- [Objective]:
For the material that follows, list every line containing the word "yerr".

- [Available records]:
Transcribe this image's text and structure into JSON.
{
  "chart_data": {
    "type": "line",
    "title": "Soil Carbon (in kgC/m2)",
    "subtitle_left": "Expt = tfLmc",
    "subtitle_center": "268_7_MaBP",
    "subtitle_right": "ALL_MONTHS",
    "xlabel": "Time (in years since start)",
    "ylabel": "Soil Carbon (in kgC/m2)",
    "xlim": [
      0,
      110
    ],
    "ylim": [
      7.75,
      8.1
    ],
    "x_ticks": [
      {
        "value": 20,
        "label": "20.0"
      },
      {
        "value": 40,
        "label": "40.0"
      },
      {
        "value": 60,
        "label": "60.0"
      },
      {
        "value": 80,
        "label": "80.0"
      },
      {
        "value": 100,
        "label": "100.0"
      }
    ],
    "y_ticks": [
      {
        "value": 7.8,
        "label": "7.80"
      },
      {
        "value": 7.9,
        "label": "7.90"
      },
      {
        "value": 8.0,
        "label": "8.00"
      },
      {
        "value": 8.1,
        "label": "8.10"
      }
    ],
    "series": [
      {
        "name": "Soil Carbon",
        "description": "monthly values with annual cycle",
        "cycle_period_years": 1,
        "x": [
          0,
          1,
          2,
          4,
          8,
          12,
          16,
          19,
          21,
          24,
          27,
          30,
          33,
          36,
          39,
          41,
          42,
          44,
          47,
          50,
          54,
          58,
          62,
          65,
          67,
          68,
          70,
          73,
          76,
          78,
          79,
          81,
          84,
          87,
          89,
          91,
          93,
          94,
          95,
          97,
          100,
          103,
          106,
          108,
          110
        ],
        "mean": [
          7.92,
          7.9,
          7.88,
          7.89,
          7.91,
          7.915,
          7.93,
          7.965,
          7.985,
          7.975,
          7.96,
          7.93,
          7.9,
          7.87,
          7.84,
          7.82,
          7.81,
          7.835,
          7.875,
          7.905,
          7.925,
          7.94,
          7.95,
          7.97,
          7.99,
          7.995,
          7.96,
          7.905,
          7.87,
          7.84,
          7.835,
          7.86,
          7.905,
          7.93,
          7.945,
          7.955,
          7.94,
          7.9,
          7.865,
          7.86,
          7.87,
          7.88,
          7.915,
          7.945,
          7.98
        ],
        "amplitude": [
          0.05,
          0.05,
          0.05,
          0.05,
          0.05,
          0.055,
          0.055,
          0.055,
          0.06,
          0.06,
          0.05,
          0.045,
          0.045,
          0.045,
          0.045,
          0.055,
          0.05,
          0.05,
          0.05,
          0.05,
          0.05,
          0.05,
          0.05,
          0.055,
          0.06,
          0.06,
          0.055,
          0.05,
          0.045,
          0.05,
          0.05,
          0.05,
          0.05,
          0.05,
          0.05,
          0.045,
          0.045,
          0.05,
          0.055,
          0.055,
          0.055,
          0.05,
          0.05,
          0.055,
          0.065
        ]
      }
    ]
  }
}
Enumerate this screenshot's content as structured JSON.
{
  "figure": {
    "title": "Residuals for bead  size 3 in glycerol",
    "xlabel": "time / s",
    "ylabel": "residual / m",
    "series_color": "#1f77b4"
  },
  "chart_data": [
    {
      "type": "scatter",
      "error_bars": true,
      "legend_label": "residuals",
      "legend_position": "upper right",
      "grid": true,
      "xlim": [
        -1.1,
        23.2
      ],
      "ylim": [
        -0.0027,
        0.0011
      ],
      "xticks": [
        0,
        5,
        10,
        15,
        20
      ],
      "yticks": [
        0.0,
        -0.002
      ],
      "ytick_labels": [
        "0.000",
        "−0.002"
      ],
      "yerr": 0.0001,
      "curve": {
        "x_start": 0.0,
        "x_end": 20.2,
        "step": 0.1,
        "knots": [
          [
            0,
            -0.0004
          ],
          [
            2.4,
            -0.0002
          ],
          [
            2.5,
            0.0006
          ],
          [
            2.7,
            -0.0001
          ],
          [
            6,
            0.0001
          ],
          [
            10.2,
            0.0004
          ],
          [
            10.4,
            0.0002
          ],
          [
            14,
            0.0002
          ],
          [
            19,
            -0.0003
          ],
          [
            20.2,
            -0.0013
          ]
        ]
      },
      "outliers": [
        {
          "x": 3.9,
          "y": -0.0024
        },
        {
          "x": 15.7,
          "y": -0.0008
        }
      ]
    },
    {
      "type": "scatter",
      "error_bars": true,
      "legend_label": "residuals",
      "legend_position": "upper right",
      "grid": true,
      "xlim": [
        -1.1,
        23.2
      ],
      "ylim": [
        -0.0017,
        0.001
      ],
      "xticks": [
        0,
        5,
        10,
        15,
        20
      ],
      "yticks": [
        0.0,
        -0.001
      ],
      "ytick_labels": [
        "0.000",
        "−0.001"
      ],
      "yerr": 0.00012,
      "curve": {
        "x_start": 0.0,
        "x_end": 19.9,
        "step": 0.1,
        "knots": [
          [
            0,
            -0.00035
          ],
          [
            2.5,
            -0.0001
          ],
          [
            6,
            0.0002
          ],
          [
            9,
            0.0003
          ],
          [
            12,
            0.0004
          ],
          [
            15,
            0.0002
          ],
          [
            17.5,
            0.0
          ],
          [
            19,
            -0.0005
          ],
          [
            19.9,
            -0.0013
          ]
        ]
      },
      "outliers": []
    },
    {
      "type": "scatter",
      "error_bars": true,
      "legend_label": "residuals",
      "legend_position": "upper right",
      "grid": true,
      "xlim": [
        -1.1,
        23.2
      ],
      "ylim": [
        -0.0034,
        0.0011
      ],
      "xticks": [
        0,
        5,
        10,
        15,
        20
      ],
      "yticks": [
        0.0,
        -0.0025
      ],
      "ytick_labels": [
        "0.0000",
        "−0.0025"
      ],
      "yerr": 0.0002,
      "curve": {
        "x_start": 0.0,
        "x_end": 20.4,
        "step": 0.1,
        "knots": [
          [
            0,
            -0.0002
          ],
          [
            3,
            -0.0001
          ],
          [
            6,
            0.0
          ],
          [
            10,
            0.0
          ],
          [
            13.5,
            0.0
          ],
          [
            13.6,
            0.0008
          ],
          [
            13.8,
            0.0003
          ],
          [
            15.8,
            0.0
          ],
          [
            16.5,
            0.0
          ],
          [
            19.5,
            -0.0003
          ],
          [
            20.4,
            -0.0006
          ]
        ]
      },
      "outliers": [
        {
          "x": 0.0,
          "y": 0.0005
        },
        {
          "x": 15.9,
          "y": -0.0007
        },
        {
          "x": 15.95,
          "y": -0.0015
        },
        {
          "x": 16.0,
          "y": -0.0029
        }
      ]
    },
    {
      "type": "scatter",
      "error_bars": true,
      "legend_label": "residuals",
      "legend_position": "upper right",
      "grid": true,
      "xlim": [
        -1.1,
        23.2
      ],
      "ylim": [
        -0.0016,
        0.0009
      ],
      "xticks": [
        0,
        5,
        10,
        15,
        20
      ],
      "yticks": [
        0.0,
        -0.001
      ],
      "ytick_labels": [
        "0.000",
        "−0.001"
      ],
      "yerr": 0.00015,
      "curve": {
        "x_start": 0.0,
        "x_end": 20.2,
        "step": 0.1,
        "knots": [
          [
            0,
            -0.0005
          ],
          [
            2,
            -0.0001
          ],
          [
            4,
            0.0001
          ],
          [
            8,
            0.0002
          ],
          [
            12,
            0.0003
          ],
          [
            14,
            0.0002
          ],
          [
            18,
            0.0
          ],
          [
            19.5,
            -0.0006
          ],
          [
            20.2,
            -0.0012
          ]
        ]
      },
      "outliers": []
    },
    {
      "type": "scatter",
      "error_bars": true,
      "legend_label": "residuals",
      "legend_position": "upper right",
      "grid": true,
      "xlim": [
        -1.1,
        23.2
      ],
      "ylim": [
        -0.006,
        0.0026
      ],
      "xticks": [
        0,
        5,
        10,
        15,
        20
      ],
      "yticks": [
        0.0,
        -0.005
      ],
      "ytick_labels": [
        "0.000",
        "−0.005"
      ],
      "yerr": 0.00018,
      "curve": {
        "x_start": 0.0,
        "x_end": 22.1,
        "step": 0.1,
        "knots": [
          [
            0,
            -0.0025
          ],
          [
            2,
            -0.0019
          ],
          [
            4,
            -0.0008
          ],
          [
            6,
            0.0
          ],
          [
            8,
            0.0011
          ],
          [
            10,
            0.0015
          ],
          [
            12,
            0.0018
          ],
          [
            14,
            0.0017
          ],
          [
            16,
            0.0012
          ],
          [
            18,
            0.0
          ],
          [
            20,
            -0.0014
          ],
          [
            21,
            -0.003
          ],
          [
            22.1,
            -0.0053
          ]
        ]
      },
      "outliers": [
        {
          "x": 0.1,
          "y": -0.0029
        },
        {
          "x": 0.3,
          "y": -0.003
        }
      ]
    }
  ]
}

- [Solution to this exercise]:
      "yerr": 0.0001,
      "yerr": 0.00012,
      "yerr": 0.0002,
      "yerr": 0.00015,
      "yerr": 0.00018,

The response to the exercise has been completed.